Work to do
Write out the data below exactly as given, without any of its pictures.
----- Given data -----
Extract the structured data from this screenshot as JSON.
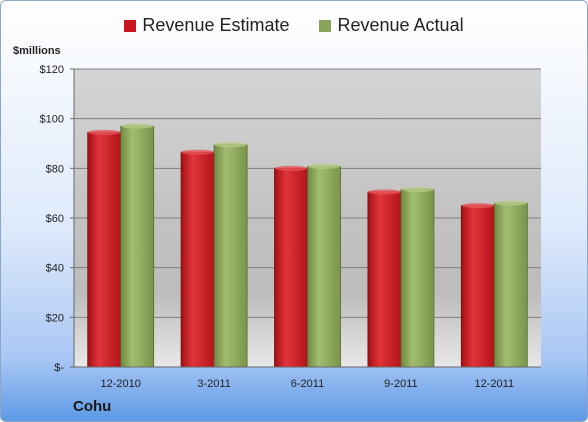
{
  "legend": {
    "estimate_label": "Revenue Estimate",
    "actual_label": "Revenue Actual"
  },
  "unit_label": "$millions",
  "footer_title": "Cohu",
  "colors": {
    "estimate": "#c8171e",
    "actual": "#8aa35a",
    "plot_bg": "#c9c9c9",
    "gridline": "#7f7f7f"
  },
  "chart_data": {
    "type": "bar",
    "categories": [
      "12-2010",
      "3-2011",
      "6-2011",
      "9-2011",
      "12-2011"
    ],
    "series": [
      {
        "name": "Revenue Estimate",
        "values": [
          94.5,
          86.5,
          80,
          70.5,
          65
        ]
      },
      {
        "name": "Revenue Actual",
        "values": [
          97,
          89.5,
          80.8,
          71.5,
          66
        ]
      }
    ],
    "ylabel": "$millions",
    "ylim": [
      0,
      120
    ],
    "yticks": [
      {
        "value": 0,
        "label": "$-"
      },
      {
        "value": 20,
        "label": "$20"
      },
      {
        "value": 40,
        "label": "$40"
      },
      {
        "value": 60,
        "label": "$60"
      },
      {
        "value": 80,
        "label": "$80"
      },
      {
        "value": 100,
        "label": "$100"
      },
      {
        "value": 120,
        "label": "$120"
      }
    ],
    "grid": true,
    "legend_position": "top"
  }
}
-----
In response
Extract the structured data from this screenshot as JSON.
{
  "legend": {
    "estimate_label": "Revenue Estimate",
    "actual_label": "Revenue Actual"
  },
  "unit_label": "$millions",
  "footer_title": "Cohu",
  "colors": {
    "estimate": "#c8171e",
    "actual": "#8aa35a",
    "plot_bg": "#c9c9c9",
    "gridline": "#7f7f7f"
  },
  "chart_data": {
    "type": "bar",
    "categories": [
      "12-2010",
      "3-2011",
      "6-2011",
      "9-2011",
      "12-2011"
    ],
    "series": [
      {
        "name": "Revenue Estimate",
        "values": [
          94.5,
          86.5,
          80,
          70.5,
          65
        ]
      },
      {
        "name": "Revenue Actual",
        "values": [
          97,
          89.5,
          80.8,
          71.5,
          66
        ]
      }
    ],
    "ylabel": "$millions",
    "ylim": [
      0,
      120
    ],
    "yticks": [
      {
        "value": 0,
        "label": "$-"
      },
      {
        "value": 20,
        "label": "$20"
      },
      {
        "value": 40,
        "label": "$40"
      },
      {
        "value": 60,
        "label": "$60"
      },
      {
        "value": 80,
        "label": "$80"
      },
      {
        "value": 100,
        "label": "$100"
      },
      {
        "value": 120,
        "label": "$120"
      }
    ],
    "grid": true,
    "legend_position": "top"
  }
}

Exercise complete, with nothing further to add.